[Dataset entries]

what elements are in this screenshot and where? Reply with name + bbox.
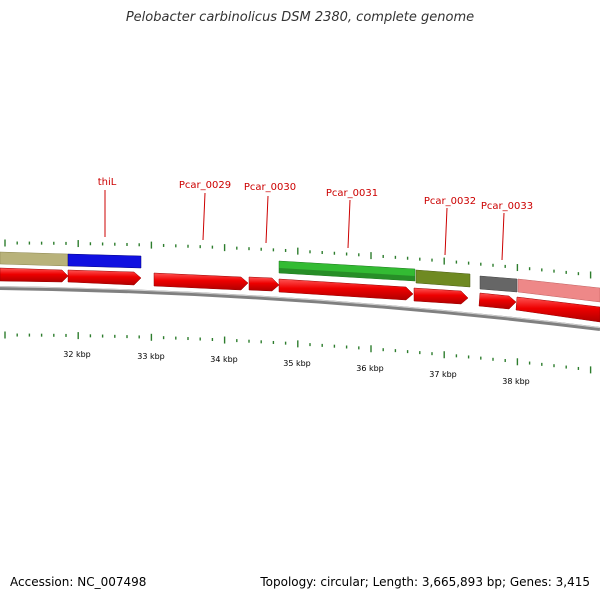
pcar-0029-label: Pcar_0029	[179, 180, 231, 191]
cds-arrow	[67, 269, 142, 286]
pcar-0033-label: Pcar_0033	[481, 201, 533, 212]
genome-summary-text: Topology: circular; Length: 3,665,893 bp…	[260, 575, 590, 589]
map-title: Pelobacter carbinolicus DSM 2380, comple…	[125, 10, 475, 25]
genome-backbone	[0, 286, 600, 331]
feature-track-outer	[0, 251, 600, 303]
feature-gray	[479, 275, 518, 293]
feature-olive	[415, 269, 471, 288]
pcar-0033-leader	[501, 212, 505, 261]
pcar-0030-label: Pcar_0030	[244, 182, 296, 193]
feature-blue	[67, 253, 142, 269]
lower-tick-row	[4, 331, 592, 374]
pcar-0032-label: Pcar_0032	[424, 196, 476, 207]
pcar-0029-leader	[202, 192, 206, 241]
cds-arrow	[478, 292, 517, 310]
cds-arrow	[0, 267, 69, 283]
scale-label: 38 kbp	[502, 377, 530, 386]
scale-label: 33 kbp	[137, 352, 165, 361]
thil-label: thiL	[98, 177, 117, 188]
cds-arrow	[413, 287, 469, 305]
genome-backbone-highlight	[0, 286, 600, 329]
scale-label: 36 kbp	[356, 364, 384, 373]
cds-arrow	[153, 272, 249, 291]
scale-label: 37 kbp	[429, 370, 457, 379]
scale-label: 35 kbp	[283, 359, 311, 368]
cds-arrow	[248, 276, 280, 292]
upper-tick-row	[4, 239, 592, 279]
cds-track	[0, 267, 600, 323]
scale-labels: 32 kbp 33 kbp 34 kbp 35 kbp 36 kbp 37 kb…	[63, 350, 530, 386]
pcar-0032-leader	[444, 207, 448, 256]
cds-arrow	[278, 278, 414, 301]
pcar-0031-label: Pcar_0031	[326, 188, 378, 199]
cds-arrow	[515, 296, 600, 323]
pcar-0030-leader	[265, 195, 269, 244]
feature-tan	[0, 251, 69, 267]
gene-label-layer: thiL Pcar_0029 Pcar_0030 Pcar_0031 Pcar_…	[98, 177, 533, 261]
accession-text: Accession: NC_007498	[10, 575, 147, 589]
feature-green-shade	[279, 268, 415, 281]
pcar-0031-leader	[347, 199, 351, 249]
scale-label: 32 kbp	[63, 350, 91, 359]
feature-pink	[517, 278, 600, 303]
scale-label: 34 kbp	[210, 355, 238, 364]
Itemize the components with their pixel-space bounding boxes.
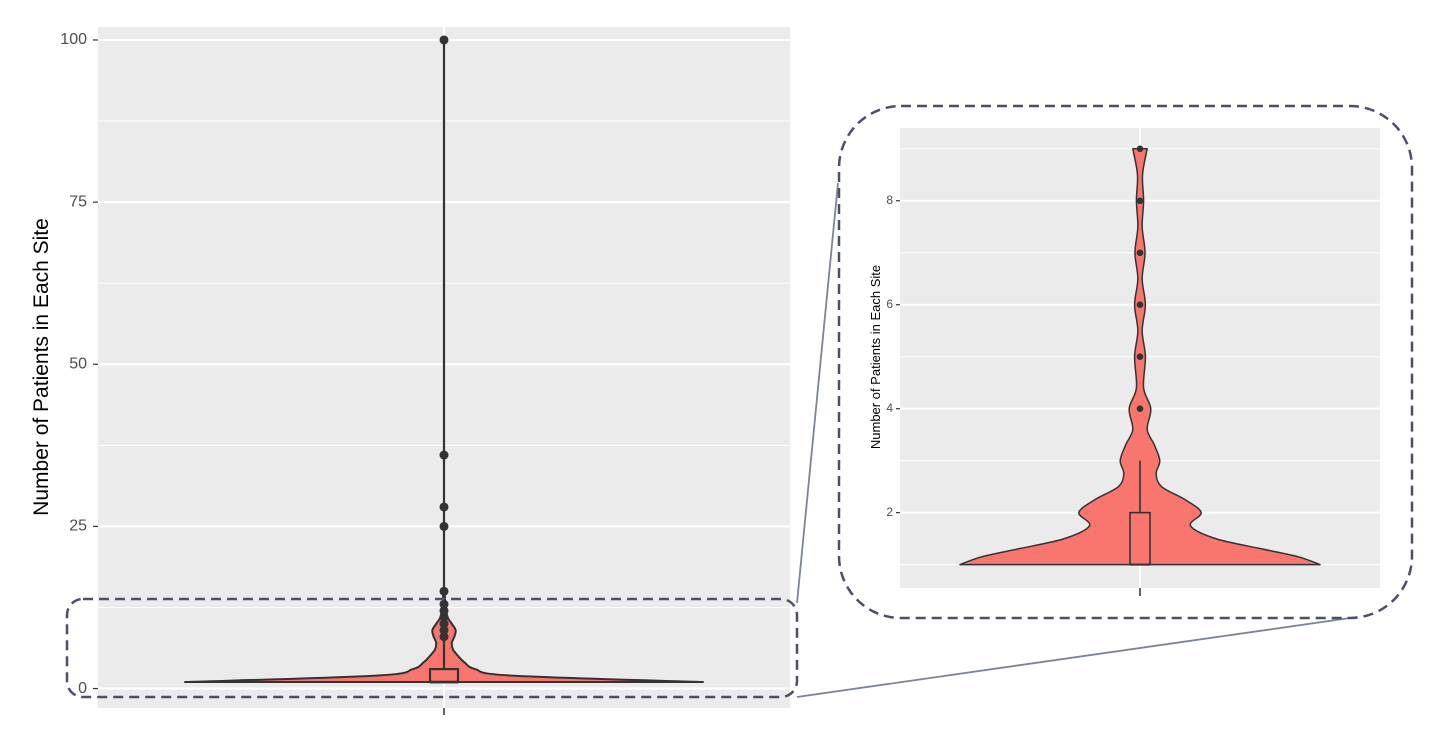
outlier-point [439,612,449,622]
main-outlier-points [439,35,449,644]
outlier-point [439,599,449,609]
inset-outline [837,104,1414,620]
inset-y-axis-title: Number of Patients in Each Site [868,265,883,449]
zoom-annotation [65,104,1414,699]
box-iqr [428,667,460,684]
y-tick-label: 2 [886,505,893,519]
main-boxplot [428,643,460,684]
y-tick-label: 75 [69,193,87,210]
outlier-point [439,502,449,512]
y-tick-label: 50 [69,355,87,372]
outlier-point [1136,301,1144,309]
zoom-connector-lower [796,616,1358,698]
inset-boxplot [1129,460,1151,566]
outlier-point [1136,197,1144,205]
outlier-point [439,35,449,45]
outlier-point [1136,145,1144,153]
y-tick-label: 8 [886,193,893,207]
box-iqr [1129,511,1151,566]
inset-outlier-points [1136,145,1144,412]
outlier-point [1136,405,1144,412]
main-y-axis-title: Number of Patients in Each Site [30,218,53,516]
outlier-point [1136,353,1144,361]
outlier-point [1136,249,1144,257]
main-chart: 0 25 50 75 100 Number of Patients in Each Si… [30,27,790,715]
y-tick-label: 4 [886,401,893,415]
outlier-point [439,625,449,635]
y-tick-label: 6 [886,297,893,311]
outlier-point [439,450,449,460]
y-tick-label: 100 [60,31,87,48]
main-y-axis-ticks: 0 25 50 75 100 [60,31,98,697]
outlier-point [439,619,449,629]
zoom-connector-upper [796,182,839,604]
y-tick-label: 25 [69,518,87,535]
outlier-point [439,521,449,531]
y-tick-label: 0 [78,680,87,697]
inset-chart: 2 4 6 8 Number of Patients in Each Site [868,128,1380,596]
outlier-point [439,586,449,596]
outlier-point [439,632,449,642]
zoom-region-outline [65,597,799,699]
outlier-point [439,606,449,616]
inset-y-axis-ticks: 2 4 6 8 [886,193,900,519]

*Action item*: Which lines above contain the word "track"? Copy each of them.

*Answer for this exercise*:
feature-track-outer	[0, 251, 600, 303]
cds-track	[0, 267, 600, 323]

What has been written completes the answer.